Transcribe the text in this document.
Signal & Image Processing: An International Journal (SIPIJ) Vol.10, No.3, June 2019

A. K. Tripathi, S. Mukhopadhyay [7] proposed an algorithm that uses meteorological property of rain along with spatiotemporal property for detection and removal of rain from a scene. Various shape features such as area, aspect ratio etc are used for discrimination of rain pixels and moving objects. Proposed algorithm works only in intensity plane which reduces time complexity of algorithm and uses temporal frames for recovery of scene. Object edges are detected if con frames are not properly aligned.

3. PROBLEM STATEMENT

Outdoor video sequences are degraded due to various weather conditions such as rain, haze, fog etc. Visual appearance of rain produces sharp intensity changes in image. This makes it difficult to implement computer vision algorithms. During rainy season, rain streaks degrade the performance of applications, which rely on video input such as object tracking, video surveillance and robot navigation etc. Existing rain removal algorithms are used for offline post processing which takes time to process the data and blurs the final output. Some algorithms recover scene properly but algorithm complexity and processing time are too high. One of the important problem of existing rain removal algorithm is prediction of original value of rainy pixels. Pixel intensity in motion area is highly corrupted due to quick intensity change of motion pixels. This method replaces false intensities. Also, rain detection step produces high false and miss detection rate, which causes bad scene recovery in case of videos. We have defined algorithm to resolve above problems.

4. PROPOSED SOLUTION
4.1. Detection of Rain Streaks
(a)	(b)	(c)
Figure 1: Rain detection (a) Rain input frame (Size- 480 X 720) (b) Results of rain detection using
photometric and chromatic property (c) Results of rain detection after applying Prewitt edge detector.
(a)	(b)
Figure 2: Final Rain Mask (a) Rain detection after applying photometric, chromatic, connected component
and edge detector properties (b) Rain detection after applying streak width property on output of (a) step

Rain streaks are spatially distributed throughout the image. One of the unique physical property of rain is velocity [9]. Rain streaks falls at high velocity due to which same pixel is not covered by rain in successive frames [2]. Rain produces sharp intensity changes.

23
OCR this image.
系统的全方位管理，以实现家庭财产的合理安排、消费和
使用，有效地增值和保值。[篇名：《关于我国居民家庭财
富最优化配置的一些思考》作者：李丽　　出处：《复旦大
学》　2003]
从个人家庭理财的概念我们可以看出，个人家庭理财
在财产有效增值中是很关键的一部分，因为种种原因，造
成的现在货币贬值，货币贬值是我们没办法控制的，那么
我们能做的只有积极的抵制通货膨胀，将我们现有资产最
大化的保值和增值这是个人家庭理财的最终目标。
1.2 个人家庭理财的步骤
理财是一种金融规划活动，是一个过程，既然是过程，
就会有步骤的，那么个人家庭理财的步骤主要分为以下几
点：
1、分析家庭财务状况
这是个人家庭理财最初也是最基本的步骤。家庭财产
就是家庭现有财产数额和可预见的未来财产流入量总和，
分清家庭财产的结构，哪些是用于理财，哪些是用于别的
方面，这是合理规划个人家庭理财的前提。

###

◆ Given exercise ◆
Reproduce exactly the line that holds "OCR this image.", then every line after it, ending with the final line of the records above.

◆ Written solution ◆
OCR this image.
系统的全方位管理，以实现家庭财产的合理安排、消费和
使用，有效地增值和保值。[篇名：《关于我国居民家庭财
富最优化配置的一些思考》作者：李丽　　出处：《复旦大
学》　2003]
从个人家庭理财的概念我们可以看出，个人家庭理财
在财产有效增值中是很关键的一部分，因为种种原因，造
成的现在货币贬值，货币贬值是我们没办法控制的，那么
我们能做的只有积极的抵制通货膨胀，将我们现有资产最
大化的保值和增值这是个人家庭理财的最终目标。
1.2 个人家庭理财的步骤
理财是一种金融规划活动，是一个过程，既然是过程，
就会有步骤的，那么个人家庭理财的步骤主要分为以下几
点：
1、分析家庭财务状况
这是个人家庭理财最初也是最基本的步骤。家庭财产
就是家庭现有财产数额和可预见的未来财产流入量总和，
分清家庭财产的结构，哪些是用于理财，哪些是用于别的
方面，这是合理规划个人家庭理财的前提。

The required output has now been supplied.